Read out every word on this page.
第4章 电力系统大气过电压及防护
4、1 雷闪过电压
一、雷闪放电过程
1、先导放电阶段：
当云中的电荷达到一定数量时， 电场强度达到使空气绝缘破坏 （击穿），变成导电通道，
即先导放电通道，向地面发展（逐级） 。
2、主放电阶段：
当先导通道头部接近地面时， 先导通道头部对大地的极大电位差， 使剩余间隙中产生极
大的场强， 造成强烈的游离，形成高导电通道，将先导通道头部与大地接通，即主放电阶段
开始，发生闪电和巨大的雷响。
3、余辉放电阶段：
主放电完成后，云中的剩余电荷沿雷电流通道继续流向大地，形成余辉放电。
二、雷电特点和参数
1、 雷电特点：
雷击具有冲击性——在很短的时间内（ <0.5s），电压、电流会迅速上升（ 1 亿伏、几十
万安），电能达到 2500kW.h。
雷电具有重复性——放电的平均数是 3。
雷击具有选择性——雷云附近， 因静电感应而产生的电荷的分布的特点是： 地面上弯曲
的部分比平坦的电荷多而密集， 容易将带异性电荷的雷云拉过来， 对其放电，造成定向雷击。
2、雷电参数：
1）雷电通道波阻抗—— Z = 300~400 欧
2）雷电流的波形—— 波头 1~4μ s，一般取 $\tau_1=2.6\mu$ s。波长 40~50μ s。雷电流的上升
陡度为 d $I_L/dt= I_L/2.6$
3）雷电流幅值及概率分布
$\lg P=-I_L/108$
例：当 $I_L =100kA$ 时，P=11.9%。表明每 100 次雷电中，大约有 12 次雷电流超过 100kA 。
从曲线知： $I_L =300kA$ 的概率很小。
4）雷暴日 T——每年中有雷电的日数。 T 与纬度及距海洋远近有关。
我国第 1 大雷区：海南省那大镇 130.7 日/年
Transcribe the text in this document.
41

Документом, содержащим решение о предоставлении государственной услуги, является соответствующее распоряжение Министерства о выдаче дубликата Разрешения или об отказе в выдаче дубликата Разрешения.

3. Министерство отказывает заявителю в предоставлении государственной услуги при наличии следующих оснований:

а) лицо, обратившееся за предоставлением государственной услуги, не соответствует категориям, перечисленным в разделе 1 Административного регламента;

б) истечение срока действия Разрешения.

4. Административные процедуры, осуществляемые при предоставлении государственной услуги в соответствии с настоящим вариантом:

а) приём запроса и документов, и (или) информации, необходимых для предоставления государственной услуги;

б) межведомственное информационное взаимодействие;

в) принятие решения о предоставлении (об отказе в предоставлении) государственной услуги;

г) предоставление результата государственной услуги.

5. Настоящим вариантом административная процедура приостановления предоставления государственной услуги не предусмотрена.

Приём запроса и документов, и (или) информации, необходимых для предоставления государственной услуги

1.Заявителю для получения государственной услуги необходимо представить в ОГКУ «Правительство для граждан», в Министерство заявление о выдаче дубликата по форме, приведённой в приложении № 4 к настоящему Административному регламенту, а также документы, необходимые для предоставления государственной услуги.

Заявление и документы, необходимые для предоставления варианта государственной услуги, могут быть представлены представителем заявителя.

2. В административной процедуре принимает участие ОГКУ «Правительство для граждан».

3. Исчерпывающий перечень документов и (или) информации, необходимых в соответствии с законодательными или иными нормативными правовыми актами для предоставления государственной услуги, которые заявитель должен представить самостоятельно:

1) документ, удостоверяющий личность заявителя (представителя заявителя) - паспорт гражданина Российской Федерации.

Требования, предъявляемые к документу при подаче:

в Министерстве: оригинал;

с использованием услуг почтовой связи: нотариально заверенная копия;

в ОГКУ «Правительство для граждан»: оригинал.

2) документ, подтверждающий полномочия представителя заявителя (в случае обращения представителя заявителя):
+++
Search the data above for the word "запроса", then gather each line in which it appears.

Response below:
а) приём запроса и документов, и (или) информации, необходимых для предоставления государственной услуги;
Приём запроса и документов, и (или) информации, необходимых для предоставления государственной услуги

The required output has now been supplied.